## Start Dataset rows
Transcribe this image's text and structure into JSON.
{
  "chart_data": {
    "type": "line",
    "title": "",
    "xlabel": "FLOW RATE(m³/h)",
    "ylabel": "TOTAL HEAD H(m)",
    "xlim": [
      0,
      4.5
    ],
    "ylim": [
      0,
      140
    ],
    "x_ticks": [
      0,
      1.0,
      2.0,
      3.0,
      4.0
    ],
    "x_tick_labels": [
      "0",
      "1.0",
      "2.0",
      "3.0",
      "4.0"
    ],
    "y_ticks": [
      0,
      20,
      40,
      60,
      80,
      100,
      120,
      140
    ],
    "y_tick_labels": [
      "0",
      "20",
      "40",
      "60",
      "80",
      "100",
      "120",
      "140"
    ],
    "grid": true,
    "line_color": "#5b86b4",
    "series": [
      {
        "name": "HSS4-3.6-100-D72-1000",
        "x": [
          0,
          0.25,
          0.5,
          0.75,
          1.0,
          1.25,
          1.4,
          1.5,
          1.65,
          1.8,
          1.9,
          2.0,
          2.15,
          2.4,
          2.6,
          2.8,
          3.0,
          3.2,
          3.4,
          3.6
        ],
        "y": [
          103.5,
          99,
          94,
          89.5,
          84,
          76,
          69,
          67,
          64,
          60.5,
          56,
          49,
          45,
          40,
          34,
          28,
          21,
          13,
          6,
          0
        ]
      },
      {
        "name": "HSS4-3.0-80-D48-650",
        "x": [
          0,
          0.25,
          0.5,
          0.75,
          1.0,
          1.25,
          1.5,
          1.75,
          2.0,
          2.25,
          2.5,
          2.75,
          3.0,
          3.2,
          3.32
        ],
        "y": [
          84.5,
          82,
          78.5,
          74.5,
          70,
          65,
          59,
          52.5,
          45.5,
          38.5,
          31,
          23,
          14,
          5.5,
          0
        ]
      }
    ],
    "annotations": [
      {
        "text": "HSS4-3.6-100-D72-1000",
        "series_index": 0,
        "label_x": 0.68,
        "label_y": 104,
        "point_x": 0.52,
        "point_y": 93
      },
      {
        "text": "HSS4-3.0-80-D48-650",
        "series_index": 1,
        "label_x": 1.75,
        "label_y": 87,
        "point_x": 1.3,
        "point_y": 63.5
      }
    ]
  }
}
## End Dataset rows
• _Exercise task_
Output the full listing without altering anything.

• _Problem solution_
Transcribe this image's text and structure into JSON.
{
  "chart_data": {
    "type": "line",
    "title": "",
    "xlabel": "FLOW RATE(m³/h)",
    "ylabel": "TOTAL HEAD H(m)",
    "xlim": [
      0,
      4.5
    ],
    "ylim": [
      0,
      140
    ],
    "x_ticks": [
      0,
      1.0,
      2.0,
      3.0,
      4.0
    ],
    "x_tick_labels": [
      "0",
      "1.0",
      "2.0",
      "3.0",
      "4.0"
    ],
    "y_ticks": [
      0,
      20,
      40,
      60,
      80,
      100,
      120,
      140
    ],
    "y_tick_labels": [
      "0",
      "20",
      "40",
      "60",
      "80",
      "100",
      "120",
      "140"
    ],
    "grid": true,
    "line_color": "#5b86b4",
    "series": [
      {
        "name": "HSS4-3.6-100-D72-1000",
        "x": [
          0,
          0.25,
          0.5,
          0.75,
          1.0,
          1.25,
          1.4,
          1.5,
          1.65,
          1.8,
          1.9,
          2.0,
          2.15,
          2.4,
          2.6,
          2.8,
          3.0,
          3.2,
          3.4,
          3.6
        ],
        "y": [
          103.5,
          99,
          94,
          89.5,
          84,
          76,
          69,
          67,
          64,
          60.5,
          56,
          49,
          45,
          40,
          34,
          28,
          21,
          13,
          6,
          0
        ]
      },
      {
        "name": "HSS4-3.0-80-D48-650",
        "x": [
          0,
          0.25,
          0.5,
          0.75,
          1.0,
          1.25,
          1.5,
          1.75,
          2.0,
          2.25,
          2.5,
          2.75,
          3.0,
          3.2,
          3.32
        ],
        "y": [
          84.5,
          82,
          78.5,
          74.5,
          70,
          65,
          59,
          52.5,
          45.5,
          38.5,
          31,
          23,
          14,
          5.5,
          0
        ]
      }
    ],
    "annotations": [
      {
        "text": "HSS4-3.6-100-D72-1000",
        "series_index": 0,
        "label_x": 0.68,
        "label_y": 104,
        "point_x": 0.52,
        "point_y": 93
      },
      {
        "text": "HSS4-3.0-80-D48-650",
        "series_index": 1,
        "label_x": 1.75,
        "label_y": 87,
        "point_x": 1.3,
        "point_y": 63.5
      }
    ]
  }
}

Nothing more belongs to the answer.